» What is asked:
Below are records. Copy every line with "true" in it.

# start of Data shown

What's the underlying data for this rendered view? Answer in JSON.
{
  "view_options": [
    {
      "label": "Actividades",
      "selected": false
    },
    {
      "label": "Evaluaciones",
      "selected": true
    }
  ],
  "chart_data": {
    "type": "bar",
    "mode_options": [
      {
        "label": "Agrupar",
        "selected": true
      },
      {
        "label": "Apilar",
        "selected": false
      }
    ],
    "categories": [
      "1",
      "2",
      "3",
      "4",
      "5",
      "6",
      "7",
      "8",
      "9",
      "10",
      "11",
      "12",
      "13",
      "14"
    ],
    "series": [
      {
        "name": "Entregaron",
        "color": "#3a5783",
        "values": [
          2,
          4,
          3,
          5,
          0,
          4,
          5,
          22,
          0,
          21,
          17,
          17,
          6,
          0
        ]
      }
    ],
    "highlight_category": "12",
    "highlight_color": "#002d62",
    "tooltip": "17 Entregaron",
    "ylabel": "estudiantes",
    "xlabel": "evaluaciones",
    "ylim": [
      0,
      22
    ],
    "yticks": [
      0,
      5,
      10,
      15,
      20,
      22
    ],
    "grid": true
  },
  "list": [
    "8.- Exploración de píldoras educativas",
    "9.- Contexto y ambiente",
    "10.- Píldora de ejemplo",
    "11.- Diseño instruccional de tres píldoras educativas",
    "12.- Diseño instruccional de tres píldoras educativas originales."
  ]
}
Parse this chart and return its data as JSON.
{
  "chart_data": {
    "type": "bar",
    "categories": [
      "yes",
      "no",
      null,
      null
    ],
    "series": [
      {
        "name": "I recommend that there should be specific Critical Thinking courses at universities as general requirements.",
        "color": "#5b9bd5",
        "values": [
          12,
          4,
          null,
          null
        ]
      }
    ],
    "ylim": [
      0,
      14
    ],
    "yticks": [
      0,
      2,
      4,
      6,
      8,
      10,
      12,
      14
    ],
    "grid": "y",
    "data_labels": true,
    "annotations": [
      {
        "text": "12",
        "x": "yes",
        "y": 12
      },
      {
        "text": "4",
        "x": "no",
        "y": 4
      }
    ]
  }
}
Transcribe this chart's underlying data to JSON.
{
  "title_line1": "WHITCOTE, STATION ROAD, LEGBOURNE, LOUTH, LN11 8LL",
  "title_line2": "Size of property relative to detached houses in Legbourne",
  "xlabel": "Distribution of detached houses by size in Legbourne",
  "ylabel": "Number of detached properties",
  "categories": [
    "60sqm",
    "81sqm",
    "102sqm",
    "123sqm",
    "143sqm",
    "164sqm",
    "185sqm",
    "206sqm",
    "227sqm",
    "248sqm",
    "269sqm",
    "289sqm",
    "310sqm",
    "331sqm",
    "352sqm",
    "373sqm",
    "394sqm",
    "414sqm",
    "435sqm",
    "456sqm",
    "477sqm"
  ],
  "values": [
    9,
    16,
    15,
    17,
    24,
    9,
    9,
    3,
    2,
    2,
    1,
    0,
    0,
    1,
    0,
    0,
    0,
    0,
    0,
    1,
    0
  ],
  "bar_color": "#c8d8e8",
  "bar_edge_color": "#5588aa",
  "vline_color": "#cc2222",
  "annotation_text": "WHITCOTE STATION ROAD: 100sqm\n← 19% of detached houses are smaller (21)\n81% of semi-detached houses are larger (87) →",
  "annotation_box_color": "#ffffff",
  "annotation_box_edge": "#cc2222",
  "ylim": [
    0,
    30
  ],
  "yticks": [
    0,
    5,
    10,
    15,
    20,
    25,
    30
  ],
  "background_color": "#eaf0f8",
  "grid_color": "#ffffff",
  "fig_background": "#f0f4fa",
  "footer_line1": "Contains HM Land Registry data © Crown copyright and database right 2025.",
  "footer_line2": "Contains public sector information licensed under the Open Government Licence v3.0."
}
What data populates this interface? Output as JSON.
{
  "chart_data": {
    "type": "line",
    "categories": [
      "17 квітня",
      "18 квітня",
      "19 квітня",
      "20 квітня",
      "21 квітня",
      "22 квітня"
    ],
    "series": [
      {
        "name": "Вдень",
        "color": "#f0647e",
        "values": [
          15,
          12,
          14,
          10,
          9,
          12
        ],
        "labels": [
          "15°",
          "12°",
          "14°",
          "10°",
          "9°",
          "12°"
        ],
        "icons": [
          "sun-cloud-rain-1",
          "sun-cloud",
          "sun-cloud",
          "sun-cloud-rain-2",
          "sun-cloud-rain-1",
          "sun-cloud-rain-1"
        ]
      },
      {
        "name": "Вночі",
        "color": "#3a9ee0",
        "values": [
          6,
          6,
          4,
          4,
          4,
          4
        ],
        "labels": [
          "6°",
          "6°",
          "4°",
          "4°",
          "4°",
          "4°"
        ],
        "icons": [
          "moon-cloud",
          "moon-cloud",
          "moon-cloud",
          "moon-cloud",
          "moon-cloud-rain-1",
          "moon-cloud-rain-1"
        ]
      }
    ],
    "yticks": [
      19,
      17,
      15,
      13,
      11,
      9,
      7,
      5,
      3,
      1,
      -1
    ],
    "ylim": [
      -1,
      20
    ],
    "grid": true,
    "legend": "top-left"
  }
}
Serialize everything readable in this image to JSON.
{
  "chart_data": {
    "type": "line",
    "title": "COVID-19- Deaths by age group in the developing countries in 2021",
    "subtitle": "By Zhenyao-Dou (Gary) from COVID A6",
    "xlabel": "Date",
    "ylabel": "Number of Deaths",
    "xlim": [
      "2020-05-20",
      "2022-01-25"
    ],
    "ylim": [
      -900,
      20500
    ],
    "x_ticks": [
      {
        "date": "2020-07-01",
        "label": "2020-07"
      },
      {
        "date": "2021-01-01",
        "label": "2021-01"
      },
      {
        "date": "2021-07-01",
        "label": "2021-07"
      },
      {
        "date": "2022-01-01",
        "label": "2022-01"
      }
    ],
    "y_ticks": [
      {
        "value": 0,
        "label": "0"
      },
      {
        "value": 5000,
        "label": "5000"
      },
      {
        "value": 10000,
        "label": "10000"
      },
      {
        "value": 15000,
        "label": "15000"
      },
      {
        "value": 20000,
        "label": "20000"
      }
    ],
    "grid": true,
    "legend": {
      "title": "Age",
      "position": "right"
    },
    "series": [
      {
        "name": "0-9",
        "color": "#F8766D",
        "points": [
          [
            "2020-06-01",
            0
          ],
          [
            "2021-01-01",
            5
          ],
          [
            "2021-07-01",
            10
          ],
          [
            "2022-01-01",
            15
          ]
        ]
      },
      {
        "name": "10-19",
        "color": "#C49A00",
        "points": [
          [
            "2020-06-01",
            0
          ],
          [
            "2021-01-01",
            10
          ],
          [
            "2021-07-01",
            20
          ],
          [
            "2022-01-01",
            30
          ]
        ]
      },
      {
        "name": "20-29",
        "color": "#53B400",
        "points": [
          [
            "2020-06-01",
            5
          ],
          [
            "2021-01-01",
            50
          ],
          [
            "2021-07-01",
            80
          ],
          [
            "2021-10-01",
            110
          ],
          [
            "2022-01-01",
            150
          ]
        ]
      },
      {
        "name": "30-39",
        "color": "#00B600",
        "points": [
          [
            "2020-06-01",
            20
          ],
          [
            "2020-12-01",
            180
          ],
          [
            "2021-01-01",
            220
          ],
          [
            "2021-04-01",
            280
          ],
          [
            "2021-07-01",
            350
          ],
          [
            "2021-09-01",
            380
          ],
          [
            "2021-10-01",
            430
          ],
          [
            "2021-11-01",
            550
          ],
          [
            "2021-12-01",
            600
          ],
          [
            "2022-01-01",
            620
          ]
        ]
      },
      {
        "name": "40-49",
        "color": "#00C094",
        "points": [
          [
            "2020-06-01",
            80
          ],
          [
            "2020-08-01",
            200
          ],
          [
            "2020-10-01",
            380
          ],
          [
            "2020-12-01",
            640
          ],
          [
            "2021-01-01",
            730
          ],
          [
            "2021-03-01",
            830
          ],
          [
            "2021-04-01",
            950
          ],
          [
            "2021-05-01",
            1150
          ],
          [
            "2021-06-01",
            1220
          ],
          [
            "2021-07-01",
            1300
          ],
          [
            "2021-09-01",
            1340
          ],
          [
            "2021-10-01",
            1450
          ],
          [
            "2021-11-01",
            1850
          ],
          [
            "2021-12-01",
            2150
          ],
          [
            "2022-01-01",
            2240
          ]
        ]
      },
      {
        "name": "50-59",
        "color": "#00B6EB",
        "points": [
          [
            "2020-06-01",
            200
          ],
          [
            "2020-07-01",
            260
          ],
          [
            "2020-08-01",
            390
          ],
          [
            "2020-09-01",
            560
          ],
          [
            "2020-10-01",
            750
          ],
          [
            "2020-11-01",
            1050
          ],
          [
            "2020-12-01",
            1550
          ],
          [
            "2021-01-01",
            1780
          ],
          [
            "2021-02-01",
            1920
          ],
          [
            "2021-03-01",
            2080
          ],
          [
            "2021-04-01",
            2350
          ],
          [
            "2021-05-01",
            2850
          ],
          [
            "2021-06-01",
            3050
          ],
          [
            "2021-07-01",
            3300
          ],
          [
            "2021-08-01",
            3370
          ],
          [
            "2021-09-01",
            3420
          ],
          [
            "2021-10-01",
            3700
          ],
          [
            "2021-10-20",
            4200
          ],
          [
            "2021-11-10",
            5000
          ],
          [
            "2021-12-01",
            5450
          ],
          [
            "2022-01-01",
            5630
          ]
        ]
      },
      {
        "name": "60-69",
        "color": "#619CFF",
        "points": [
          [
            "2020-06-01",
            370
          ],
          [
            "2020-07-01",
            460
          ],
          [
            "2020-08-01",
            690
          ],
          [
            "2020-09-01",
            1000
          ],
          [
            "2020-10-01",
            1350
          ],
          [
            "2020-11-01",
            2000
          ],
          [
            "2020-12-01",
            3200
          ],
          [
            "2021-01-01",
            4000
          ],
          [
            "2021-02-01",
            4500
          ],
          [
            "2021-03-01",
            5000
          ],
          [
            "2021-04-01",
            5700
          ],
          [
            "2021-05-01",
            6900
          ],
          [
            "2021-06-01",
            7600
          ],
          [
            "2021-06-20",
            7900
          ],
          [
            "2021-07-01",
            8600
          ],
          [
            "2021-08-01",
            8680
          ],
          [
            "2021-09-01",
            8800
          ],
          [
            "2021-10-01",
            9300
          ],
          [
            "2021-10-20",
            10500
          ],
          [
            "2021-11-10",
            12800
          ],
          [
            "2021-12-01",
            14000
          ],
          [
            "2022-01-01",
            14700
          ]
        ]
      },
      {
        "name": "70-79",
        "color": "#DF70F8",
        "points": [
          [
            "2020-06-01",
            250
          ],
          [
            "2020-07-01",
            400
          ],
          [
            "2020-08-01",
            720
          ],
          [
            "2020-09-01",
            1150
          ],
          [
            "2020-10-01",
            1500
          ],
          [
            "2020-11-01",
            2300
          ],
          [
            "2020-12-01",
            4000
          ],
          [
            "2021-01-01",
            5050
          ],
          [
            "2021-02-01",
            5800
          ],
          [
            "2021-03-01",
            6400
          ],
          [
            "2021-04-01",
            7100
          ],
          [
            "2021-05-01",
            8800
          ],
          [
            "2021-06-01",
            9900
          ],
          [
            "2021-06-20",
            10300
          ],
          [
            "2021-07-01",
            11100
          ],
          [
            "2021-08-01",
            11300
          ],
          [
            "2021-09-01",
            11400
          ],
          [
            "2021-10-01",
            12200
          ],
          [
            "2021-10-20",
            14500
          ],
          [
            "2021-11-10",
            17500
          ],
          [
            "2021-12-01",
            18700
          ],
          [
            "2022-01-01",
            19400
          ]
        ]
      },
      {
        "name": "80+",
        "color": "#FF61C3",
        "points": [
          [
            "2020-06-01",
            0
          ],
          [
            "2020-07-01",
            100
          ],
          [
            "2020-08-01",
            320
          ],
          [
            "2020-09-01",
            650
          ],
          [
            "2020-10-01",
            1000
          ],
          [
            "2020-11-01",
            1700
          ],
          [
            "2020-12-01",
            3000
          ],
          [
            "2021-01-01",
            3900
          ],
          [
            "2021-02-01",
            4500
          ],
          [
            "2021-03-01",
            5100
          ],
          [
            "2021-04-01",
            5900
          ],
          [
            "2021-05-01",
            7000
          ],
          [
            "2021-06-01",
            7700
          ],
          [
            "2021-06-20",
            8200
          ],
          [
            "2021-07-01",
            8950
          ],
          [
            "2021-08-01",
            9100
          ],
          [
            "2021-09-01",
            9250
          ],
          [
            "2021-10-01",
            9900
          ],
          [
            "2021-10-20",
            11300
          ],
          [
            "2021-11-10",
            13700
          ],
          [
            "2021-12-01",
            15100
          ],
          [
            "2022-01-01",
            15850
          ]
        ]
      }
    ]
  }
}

# end of Data shown

» The response:
      "selected": true
        "selected": true
    "grid": true
    "data_labels": true,
    "grid": true,
    "grid": true,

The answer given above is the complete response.